- _EXERCISE MATERIAL_:

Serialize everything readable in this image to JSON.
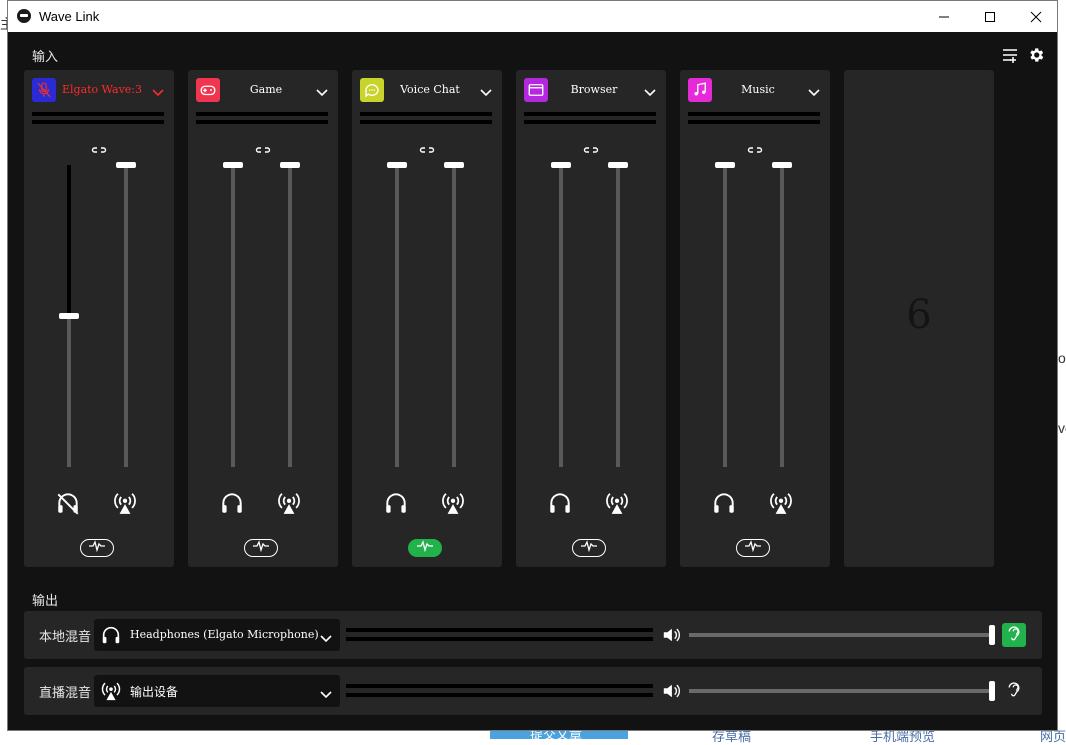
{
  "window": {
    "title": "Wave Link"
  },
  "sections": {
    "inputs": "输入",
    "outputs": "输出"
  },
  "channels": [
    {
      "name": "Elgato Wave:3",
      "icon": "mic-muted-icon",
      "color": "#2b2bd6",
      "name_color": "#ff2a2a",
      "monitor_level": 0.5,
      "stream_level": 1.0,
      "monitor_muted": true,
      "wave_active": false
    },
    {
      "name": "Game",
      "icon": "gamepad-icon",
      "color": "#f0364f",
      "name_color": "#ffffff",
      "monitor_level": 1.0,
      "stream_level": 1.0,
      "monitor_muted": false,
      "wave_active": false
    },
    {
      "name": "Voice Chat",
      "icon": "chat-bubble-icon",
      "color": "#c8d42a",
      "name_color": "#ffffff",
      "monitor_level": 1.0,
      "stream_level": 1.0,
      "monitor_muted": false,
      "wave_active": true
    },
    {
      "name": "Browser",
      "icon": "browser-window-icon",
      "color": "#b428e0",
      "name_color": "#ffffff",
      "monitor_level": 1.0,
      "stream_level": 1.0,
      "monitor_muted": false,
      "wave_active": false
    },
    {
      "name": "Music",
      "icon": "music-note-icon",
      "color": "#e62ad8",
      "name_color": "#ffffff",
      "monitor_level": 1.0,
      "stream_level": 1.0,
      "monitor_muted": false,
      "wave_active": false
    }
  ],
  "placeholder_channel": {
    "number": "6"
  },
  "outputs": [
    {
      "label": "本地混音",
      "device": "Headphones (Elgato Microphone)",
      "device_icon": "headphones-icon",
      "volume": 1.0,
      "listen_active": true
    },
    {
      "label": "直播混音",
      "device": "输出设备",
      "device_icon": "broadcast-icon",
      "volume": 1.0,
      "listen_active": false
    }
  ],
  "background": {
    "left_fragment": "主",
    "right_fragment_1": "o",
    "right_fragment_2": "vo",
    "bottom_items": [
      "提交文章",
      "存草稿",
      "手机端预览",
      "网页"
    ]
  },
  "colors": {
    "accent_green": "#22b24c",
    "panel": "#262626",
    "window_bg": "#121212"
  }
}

* * *

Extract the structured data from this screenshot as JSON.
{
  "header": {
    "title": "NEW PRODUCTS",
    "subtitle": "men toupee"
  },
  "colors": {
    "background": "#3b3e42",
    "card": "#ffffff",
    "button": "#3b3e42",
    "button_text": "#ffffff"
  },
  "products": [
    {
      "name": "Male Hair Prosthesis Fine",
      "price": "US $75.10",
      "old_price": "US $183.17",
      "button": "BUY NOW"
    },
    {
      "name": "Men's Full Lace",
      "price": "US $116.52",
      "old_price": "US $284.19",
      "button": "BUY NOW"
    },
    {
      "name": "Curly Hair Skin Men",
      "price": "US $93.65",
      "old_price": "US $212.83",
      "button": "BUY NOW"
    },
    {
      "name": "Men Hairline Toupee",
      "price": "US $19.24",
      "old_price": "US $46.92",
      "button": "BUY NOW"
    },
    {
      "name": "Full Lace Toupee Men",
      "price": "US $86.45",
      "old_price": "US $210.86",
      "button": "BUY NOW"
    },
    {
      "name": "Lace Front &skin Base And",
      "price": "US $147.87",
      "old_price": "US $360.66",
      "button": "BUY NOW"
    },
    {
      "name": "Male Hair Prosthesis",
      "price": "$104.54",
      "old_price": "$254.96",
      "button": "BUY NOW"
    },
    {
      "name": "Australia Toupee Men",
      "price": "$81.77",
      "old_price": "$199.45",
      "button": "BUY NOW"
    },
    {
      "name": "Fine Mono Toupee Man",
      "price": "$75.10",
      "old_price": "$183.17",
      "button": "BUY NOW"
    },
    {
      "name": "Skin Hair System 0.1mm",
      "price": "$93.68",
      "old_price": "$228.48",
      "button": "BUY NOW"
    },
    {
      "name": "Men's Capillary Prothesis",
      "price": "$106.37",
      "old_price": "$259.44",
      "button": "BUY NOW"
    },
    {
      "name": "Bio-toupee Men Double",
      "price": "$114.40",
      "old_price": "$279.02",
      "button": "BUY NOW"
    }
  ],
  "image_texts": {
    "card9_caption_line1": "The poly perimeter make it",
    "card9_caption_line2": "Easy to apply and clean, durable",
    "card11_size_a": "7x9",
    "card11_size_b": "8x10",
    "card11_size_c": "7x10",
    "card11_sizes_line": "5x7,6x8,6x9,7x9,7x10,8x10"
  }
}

* * *

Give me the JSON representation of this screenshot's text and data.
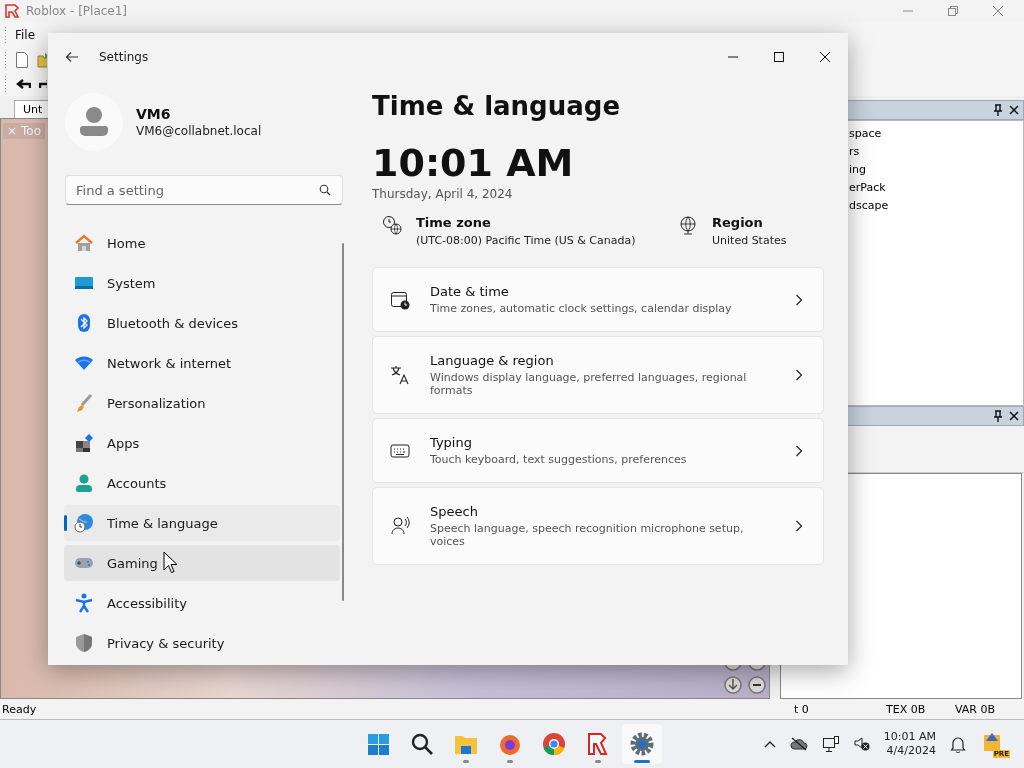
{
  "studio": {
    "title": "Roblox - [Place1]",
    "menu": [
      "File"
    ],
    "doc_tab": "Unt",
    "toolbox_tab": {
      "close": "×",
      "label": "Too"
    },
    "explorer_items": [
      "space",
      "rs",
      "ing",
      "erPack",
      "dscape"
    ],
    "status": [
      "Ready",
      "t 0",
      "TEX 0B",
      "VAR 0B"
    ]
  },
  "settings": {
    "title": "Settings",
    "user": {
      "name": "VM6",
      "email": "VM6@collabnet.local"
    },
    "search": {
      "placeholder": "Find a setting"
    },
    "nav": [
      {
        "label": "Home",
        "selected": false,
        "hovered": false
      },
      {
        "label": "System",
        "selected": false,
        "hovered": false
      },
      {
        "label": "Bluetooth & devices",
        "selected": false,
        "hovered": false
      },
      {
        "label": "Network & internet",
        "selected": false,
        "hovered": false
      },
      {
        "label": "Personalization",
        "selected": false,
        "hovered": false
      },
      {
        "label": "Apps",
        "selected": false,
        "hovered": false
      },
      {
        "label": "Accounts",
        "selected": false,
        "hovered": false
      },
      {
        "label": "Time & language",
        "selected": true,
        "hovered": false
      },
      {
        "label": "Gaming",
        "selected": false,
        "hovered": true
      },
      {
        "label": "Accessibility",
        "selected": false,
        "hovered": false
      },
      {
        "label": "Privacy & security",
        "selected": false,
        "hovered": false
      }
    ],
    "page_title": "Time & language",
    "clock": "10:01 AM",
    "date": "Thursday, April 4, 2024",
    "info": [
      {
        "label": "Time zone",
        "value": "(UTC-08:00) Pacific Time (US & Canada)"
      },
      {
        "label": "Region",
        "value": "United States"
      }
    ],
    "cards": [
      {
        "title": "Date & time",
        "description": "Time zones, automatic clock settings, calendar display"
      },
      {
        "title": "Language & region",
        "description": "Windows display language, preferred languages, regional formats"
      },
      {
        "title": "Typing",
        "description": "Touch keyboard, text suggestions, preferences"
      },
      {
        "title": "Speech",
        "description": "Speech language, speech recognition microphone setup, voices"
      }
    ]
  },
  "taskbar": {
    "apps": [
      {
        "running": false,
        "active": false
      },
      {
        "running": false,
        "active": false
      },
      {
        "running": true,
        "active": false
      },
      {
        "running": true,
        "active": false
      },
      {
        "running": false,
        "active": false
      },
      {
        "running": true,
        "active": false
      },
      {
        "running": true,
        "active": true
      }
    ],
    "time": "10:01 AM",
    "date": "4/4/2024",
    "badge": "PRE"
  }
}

- _SET PROBLEM_:
Go through the listing above and locate each line that holds the word "description". Copy those lines.

- _WRITTEN REPLY_:
        "description": "Time zones, automatic clock settings, calendar display"
        "description": "Windows display language, preferred languages, regional formats"
        "description": "Touch keyboard, text suggestions, preferences"
        "description": "Speech language, speech recognition microphone setup, voices"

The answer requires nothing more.